• Information shown:
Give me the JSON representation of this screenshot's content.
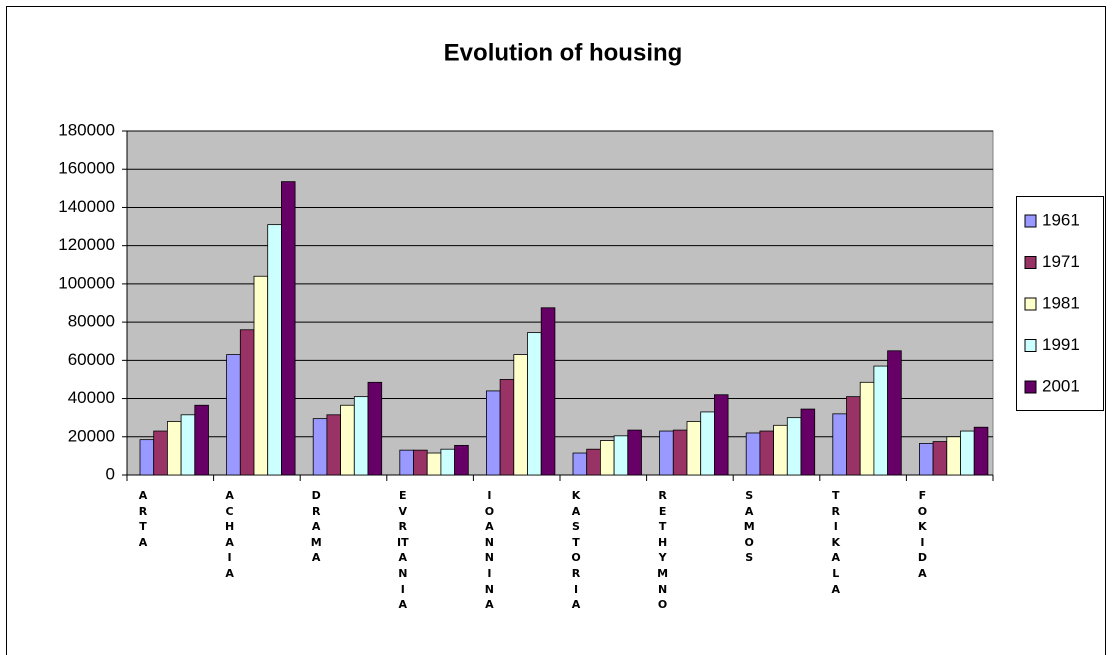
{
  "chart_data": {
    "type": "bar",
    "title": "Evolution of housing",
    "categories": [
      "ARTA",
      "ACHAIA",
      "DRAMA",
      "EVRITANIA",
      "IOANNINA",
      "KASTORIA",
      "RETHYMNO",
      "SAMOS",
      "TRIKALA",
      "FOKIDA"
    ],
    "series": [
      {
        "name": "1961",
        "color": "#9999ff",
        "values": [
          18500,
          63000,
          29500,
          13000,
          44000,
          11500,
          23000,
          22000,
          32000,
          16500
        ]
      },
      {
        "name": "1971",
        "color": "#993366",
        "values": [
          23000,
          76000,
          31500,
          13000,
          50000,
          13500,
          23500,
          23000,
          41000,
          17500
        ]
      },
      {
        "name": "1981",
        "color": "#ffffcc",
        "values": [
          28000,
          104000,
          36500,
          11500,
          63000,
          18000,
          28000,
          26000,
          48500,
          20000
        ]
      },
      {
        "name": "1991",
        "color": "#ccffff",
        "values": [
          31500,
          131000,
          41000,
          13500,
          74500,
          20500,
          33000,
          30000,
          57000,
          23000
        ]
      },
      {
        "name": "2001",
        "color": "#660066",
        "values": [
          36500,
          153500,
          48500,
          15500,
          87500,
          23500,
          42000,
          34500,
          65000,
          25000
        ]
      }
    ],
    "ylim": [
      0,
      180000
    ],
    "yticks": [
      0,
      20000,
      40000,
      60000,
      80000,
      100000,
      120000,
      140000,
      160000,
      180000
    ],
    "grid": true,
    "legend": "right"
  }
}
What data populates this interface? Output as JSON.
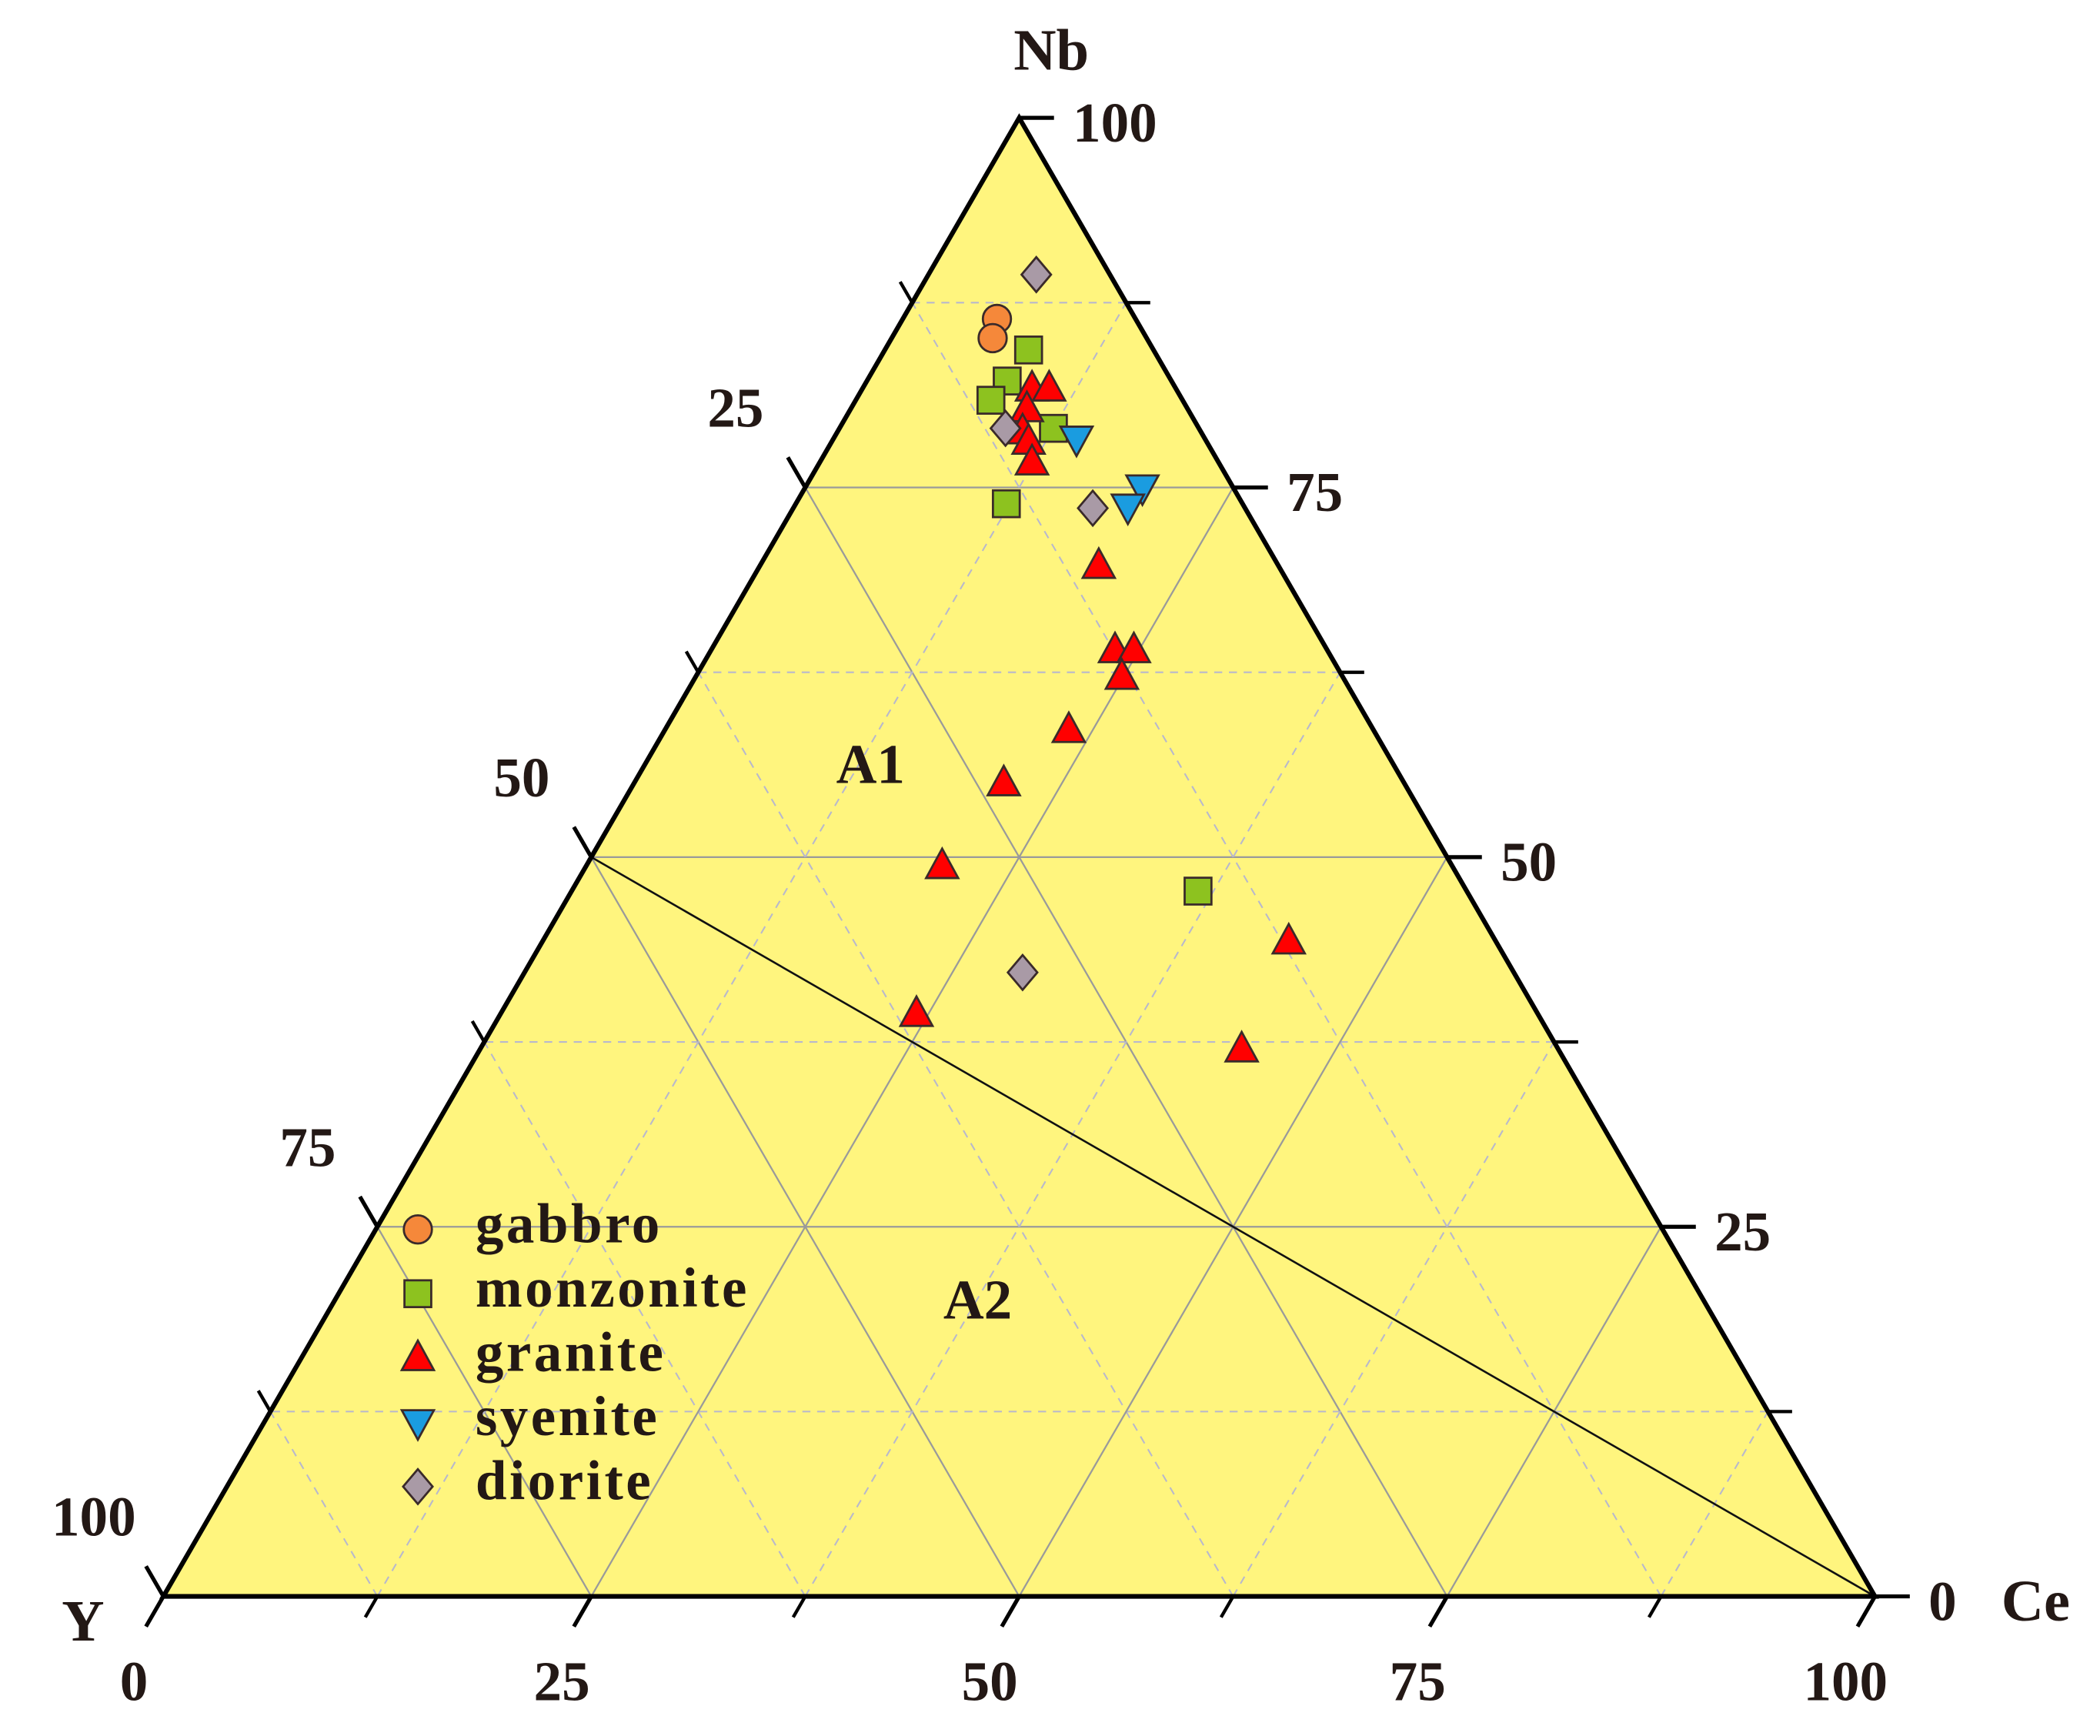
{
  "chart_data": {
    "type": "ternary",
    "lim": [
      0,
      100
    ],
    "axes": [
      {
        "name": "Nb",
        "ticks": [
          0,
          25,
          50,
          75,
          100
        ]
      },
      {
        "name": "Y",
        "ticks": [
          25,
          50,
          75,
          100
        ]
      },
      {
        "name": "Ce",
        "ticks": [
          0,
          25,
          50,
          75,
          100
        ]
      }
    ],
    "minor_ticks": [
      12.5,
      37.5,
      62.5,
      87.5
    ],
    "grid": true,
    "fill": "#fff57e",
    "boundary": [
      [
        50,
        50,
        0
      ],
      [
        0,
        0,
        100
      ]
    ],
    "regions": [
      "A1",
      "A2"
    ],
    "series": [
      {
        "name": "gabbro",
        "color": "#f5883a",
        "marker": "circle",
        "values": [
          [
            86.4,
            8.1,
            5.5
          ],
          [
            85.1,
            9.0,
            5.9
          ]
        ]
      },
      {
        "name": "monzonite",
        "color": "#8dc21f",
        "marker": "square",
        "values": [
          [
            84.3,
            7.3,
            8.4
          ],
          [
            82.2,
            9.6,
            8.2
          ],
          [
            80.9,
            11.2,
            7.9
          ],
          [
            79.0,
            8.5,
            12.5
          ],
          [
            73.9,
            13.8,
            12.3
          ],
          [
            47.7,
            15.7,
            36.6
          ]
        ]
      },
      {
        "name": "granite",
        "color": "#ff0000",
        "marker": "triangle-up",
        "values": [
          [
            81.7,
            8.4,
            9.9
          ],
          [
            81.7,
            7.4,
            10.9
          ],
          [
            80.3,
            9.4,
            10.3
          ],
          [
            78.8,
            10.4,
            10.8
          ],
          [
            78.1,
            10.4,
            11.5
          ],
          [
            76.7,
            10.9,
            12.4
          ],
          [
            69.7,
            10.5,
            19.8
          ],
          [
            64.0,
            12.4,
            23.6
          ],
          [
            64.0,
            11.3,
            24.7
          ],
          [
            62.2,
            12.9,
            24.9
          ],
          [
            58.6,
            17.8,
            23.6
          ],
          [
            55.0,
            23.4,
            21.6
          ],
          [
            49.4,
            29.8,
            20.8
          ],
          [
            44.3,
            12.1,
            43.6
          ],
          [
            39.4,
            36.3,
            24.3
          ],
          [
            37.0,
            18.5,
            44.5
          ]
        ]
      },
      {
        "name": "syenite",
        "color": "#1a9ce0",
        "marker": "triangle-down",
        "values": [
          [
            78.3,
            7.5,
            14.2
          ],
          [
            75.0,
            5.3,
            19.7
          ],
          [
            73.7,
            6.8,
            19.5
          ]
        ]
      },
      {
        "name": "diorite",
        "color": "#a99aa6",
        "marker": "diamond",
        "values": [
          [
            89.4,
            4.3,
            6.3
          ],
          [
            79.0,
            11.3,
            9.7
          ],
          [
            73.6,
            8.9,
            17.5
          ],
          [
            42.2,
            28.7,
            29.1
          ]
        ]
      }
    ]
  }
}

* * *

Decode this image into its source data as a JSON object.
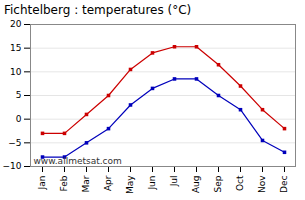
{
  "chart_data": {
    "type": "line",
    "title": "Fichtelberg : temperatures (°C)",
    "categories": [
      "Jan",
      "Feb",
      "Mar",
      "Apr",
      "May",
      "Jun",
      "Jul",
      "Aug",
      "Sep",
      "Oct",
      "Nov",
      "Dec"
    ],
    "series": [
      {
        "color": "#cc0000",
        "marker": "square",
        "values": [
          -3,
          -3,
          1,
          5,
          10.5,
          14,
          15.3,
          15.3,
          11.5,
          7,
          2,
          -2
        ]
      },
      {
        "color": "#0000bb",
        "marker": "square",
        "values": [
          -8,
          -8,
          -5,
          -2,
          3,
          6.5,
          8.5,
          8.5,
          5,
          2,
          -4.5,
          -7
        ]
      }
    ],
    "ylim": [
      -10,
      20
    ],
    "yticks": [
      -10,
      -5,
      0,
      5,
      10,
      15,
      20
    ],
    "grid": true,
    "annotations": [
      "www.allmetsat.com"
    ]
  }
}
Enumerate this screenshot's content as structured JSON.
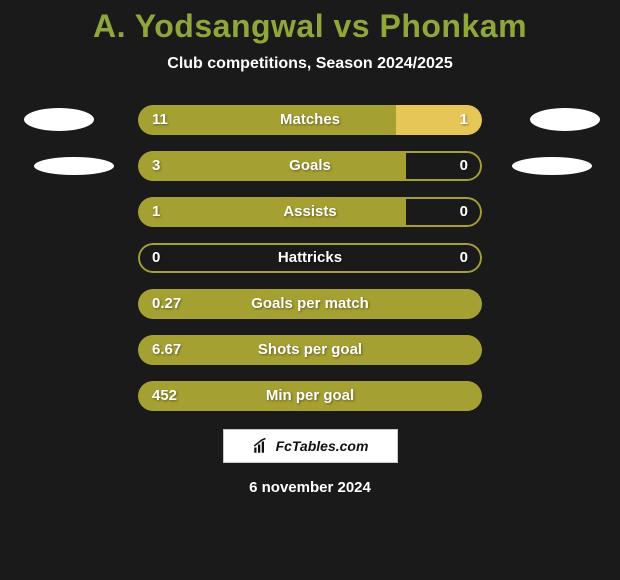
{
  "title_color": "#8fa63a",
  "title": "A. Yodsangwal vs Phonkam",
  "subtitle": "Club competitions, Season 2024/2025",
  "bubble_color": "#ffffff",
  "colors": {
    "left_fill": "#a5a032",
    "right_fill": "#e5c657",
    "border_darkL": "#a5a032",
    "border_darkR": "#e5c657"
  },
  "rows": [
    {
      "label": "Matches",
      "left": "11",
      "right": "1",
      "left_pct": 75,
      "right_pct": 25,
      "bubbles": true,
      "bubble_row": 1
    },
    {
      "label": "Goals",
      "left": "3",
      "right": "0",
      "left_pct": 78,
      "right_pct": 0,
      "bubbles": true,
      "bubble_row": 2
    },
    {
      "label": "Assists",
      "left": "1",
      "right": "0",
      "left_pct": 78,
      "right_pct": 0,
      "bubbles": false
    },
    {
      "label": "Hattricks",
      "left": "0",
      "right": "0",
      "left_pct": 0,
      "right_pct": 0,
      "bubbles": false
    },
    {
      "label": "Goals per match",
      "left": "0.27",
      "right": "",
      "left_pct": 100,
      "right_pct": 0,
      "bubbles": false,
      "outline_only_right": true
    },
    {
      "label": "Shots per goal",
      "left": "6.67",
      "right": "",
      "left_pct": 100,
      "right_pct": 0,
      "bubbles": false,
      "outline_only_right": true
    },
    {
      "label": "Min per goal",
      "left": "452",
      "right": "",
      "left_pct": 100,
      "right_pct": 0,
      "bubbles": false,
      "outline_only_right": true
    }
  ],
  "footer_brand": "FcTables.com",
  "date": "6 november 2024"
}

• Task goal:
Which lines above contain "triangle"? Show each of them.

• Output:
        "marker": "triangle-up",
        "marker": "triangle-down",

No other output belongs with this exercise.